Records that describe figures:
◆ ◆ ◆ ◆

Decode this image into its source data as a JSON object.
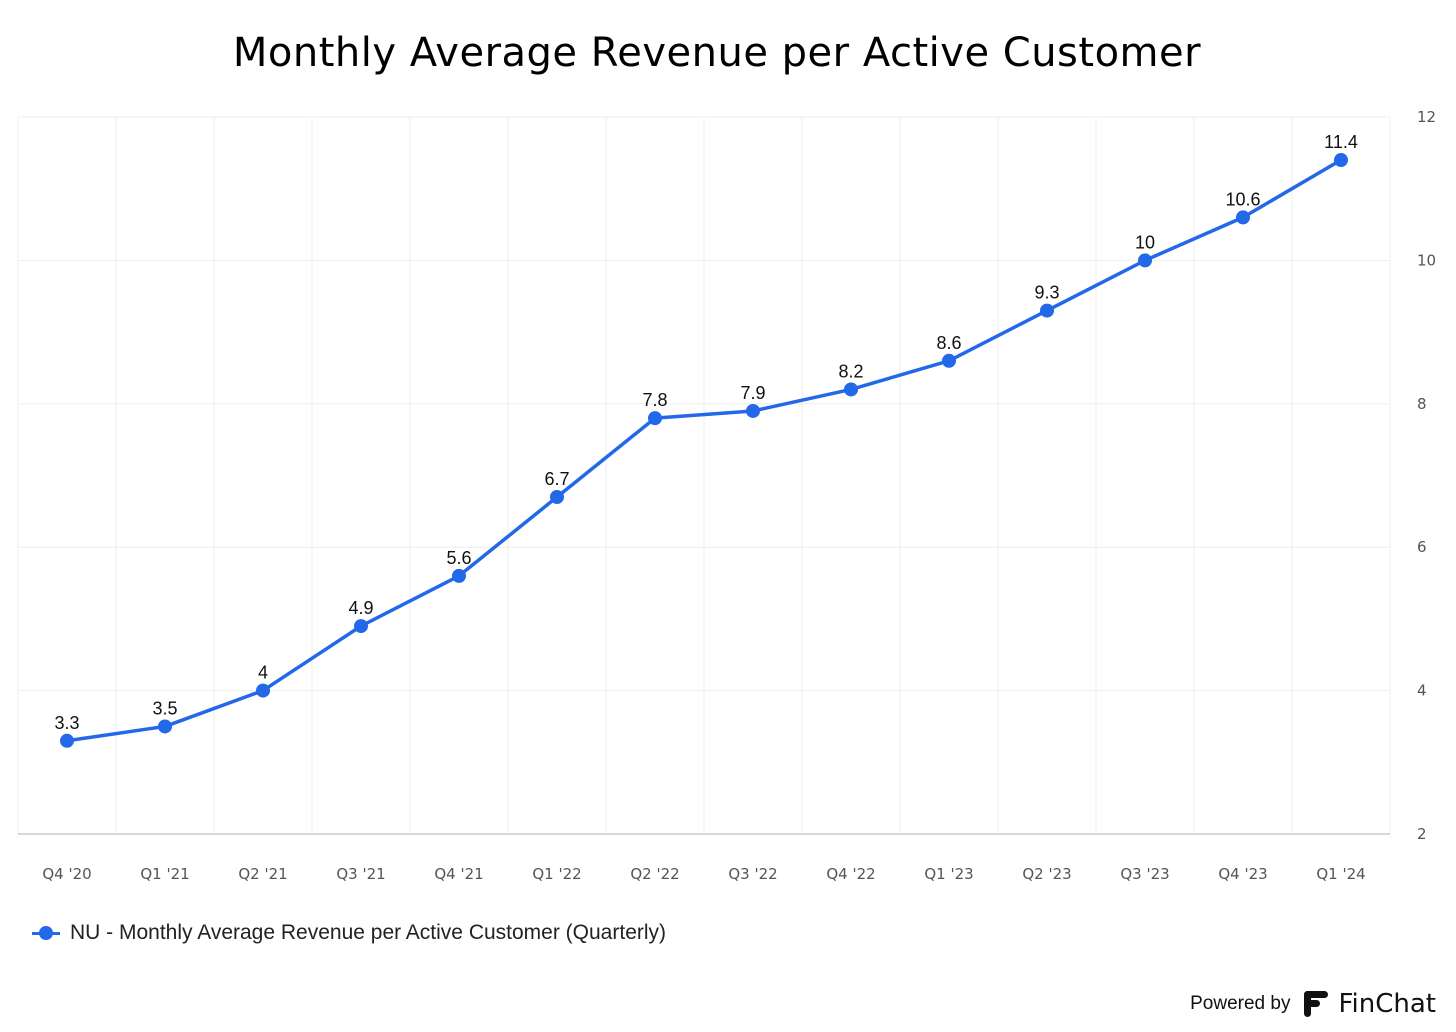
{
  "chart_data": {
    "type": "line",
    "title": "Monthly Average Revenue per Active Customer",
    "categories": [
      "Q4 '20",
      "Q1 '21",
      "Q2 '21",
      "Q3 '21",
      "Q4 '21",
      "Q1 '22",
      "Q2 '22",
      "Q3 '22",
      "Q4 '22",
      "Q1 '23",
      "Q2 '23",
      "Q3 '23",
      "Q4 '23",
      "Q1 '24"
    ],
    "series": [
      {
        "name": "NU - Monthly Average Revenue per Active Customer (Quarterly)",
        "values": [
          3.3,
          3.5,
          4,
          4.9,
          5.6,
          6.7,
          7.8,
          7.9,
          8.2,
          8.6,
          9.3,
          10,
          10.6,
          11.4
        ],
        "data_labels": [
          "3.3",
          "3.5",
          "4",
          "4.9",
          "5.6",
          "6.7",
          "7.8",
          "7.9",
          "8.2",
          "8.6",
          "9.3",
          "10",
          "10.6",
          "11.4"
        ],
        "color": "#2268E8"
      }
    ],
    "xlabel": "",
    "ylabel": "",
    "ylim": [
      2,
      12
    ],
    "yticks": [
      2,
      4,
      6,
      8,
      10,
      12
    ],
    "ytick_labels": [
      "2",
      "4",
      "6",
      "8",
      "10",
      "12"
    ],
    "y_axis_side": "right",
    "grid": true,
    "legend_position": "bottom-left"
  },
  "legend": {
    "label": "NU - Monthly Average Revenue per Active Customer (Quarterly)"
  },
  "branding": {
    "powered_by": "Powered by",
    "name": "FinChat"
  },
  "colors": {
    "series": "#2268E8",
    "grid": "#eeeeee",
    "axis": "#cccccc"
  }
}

◆ ◆ ◆ ◆

== Exercise objective ==
Produce an exact copy of each line of data, skipping embedded images.

== Output for this exercise ==
Decode this image into its source data as a JSON object.
{
  "chart_data": {
    "type": "line",
    "title": "Monthly Average Revenue per Active Customer",
    "categories": [
      "Q4 '20",
      "Q1 '21",
      "Q2 '21",
      "Q3 '21",
      "Q4 '21",
      "Q1 '22",
      "Q2 '22",
      "Q3 '22",
      "Q4 '22",
      "Q1 '23",
      "Q2 '23",
      "Q3 '23",
      "Q4 '23",
      "Q1 '24"
    ],
    "series": [
      {
        "name": "NU - Monthly Average Revenue per Active Customer (Quarterly)",
        "values": [
          3.3,
          3.5,
          4,
          4.9,
          5.6,
          6.7,
          7.8,
          7.9,
          8.2,
          8.6,
          9.3,
          10,
          10.6,
          11.4
        ],
        "data_labels": [
          "3.3",
          "3.5",
          "4",
          "4.9",
          "5.6",
          "6.7",
          "7.8",
          "7.9",
          "8.2",
          "8.6",
          "9.3",
          "10",
          "10.6",
          "11.4"
        ],
        "color": "#2268E8"
      }
    ],
    "xlabel": "",
    "ylabel": "",
    "ylim": [
      2,
      12
    ],
    "yticks": [
      2,
      4,
      6,
      8,
      10,
      12
    ],
    "ytick_labels": [
      "2",
      "4",
      "6",
      "8",
      "10",
      "12"
    ],
    "y_axis_side": "right",
    "grid": true,
    "legend_position": "bottom-left"
  },
  "legend": {
    "label": "NU - Monthly Average Revenue per Active Customer (Quarterly)"
  },
  "branding": {
    "powered_by": "Powered by",
    "name": "FinChat"
  },
  "colors": {
    "series": "#2268E8",
    "grid": "#eeeeee",
    "axis": "#cccccc"
  }
}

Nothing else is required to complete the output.